----- Excerpted passage -----

DI was established in August 1938 by church president Heber J. Grant, toward the end of the Great Depression. The goal was to collect donated goods, employ people to collect and repair items, and sell items through thrift stores. DI's parent welfare division has gone through several name changes and reorganizations; it was initially known as the Church Security Plan.

As of 2022, DI had 46 stores and additional manufacturing facilities. In 2020, DI locations were temporarily closed as a result of the coronavirus pandemic.

==Outreach==
As a welfare entity, DI provides useful goods at low cost to the public, as well as clothing and other items for humanitarian efforts throughout the world. Some of the donated goods are given to people in the community upon recommendation of the church's local bishop, in the event of a disaster such as a fire or flood. Any revenues that exceed expenses is used to support other LDS Church welfare organizations and programs throughout the world. DI provides work training and rehabilitation opportunities for people referred by an LDS bishop. Since employment at DI is considered rehabilitative training rather than a career, employment normally does not last longer than 18 months. Membership in the LDS Church is not required for training at DI, but the local bishop must sign an endorsement to receive training and services.

==Purpose==
DI provides an opportunity to learn new skills, earn money to help support the employee and their family, and receive help finding a suitable job when ready. Those in training are called associates. Some associates have disabilities or are elderly, making it difficult to get jobs at other places. The goal of DI, as noted by its slogan People Helping People Help Themselves, is to encourage trainees to be self-reliant and become employable in the job market with goals to leave training and enter the job market. In addition to trainees, there are full-time staff such as store manager, assistant store manager, job coach trainer, and development counselor.

----- Data extracts -----

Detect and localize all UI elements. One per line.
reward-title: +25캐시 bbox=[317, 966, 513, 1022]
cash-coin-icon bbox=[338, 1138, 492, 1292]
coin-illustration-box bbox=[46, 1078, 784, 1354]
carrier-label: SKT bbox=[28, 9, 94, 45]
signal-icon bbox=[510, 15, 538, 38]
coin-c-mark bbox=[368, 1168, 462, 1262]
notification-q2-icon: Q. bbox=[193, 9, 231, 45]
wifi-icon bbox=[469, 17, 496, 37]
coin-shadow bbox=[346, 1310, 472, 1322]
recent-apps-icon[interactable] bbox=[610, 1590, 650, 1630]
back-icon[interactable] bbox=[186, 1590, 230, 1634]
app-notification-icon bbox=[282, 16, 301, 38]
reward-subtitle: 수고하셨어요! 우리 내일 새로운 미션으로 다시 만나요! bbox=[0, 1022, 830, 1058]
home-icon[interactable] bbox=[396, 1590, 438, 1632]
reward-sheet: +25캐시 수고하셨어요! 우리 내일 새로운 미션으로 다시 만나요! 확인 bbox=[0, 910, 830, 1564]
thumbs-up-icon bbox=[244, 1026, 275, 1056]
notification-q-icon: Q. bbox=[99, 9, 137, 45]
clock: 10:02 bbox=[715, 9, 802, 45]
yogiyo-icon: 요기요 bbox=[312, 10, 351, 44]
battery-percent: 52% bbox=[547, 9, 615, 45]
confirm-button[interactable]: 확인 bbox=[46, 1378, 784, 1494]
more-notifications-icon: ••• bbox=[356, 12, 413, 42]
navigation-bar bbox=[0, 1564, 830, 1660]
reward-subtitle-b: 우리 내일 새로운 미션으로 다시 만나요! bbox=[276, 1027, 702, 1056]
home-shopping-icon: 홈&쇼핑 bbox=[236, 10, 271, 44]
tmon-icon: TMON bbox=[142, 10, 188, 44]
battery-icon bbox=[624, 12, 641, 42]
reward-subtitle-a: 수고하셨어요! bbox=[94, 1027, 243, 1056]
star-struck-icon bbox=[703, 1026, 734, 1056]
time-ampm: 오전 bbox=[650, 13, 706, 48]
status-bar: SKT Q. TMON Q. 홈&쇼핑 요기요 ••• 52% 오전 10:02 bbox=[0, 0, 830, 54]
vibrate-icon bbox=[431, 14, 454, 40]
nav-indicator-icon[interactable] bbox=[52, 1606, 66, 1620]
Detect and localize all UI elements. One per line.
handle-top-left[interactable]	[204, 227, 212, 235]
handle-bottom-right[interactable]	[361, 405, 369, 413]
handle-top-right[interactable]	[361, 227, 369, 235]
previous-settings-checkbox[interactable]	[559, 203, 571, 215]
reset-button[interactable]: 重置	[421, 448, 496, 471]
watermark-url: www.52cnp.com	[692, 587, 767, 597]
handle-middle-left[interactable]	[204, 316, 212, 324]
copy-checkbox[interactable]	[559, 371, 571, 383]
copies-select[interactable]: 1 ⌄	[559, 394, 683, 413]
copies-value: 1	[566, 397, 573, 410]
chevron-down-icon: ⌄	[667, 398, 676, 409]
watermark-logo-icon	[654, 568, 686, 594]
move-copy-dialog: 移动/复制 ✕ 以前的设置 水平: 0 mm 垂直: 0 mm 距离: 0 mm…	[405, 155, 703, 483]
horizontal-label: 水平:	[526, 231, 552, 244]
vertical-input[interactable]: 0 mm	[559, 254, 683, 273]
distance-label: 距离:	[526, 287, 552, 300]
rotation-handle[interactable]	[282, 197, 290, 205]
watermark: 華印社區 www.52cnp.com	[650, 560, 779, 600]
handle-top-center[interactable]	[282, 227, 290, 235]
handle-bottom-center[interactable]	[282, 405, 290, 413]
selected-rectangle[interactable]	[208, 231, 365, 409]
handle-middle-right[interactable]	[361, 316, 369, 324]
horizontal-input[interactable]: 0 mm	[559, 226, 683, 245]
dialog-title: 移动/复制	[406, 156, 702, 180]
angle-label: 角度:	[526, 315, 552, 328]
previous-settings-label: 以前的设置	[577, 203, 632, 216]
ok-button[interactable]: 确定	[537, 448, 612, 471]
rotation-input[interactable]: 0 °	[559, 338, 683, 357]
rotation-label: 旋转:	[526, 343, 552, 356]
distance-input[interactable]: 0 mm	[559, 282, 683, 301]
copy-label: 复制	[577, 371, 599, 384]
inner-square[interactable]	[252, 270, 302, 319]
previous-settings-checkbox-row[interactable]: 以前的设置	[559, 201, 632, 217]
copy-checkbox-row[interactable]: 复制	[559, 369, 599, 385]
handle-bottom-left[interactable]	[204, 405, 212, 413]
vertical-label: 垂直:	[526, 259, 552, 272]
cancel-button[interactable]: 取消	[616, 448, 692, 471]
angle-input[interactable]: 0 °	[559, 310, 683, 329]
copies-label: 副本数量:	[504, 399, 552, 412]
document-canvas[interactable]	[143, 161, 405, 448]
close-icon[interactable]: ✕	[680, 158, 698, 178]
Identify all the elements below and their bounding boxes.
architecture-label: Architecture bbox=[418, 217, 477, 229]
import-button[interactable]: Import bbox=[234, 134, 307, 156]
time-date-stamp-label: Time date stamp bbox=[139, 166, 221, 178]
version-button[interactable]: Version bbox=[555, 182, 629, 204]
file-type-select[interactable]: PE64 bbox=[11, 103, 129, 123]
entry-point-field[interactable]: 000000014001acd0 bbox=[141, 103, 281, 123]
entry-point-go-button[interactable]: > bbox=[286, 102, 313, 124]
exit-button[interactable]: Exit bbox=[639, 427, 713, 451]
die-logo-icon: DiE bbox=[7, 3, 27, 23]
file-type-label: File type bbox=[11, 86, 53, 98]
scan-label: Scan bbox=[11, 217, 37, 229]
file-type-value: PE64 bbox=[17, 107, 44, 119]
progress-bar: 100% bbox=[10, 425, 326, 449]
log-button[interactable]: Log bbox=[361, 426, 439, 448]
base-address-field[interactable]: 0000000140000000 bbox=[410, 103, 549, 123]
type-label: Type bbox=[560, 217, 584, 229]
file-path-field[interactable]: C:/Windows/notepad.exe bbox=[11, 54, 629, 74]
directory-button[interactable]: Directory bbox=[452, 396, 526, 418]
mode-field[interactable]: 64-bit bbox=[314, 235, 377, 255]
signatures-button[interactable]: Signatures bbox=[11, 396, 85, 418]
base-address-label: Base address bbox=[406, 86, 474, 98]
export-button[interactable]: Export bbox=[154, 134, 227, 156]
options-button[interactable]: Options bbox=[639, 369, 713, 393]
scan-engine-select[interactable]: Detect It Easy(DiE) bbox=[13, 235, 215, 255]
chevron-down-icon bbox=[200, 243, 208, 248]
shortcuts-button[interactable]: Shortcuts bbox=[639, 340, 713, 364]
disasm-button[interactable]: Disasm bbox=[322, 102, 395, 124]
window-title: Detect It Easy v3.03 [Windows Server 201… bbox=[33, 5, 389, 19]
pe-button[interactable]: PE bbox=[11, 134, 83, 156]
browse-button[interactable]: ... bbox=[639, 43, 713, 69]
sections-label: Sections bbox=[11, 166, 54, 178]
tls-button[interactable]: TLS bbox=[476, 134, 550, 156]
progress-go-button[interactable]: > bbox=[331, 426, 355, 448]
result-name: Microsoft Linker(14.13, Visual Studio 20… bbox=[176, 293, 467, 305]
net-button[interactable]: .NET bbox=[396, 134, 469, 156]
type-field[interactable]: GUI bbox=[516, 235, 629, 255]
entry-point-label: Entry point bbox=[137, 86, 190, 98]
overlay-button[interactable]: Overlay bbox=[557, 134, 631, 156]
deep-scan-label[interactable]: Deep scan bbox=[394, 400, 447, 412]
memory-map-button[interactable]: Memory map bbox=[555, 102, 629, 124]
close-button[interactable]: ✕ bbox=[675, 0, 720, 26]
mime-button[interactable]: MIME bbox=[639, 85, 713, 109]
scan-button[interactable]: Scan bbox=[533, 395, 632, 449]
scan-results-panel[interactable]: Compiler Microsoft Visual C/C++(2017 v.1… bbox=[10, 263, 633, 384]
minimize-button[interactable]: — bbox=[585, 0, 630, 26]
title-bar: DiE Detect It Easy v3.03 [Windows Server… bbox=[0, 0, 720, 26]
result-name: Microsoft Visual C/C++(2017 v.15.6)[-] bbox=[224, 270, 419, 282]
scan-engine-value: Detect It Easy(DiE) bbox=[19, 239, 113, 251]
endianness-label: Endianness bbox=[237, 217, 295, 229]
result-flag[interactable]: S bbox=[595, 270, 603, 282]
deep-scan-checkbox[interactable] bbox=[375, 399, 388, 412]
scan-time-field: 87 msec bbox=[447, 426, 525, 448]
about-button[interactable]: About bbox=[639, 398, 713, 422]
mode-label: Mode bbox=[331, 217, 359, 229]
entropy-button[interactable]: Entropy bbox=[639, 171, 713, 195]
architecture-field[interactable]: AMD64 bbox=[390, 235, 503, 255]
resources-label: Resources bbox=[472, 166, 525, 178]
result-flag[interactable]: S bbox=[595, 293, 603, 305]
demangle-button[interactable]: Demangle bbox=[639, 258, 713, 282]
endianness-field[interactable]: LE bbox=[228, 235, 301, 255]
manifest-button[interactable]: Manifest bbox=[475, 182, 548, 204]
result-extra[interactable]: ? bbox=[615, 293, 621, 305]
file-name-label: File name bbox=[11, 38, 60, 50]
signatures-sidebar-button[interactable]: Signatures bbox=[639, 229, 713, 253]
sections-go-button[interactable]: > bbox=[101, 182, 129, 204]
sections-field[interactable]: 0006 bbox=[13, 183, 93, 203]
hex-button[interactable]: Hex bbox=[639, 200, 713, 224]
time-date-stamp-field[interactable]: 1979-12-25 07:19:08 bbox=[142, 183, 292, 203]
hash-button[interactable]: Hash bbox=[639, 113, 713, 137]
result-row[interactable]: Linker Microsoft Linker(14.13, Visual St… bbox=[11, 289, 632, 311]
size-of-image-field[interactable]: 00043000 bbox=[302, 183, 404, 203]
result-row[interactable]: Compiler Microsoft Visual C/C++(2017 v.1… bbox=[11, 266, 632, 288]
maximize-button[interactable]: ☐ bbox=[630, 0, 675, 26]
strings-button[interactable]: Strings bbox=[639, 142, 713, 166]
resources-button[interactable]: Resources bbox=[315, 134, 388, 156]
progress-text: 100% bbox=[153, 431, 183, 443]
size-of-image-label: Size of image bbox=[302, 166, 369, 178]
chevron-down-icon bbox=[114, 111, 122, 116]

-----

◆ Check your understanding
- A) Please output the stretch of the passage about DI from "DI was established" through "the coronavirus pandemic.", copied word for word.
- B) In the passage about DI, what was DI's parent welfare division first known as?

◆ Problem solutions
- A)
DI was established in August 1938 by church president Heber J. Grant, toward the end of the Great Depression. The goal was to collect donated goods, employ people to collect and repair items, and sell items through thrift stores. DI's parent welfare division has gone through several name changes and reorganizations; it was initially known as the Church Security Plan.

As of 2022, DI had 46 stores and additional manufacturing facilities. In 2020, DI locations were temporarily closed as a result of the coronavirus pandemic.

- B) The Church Security Plan.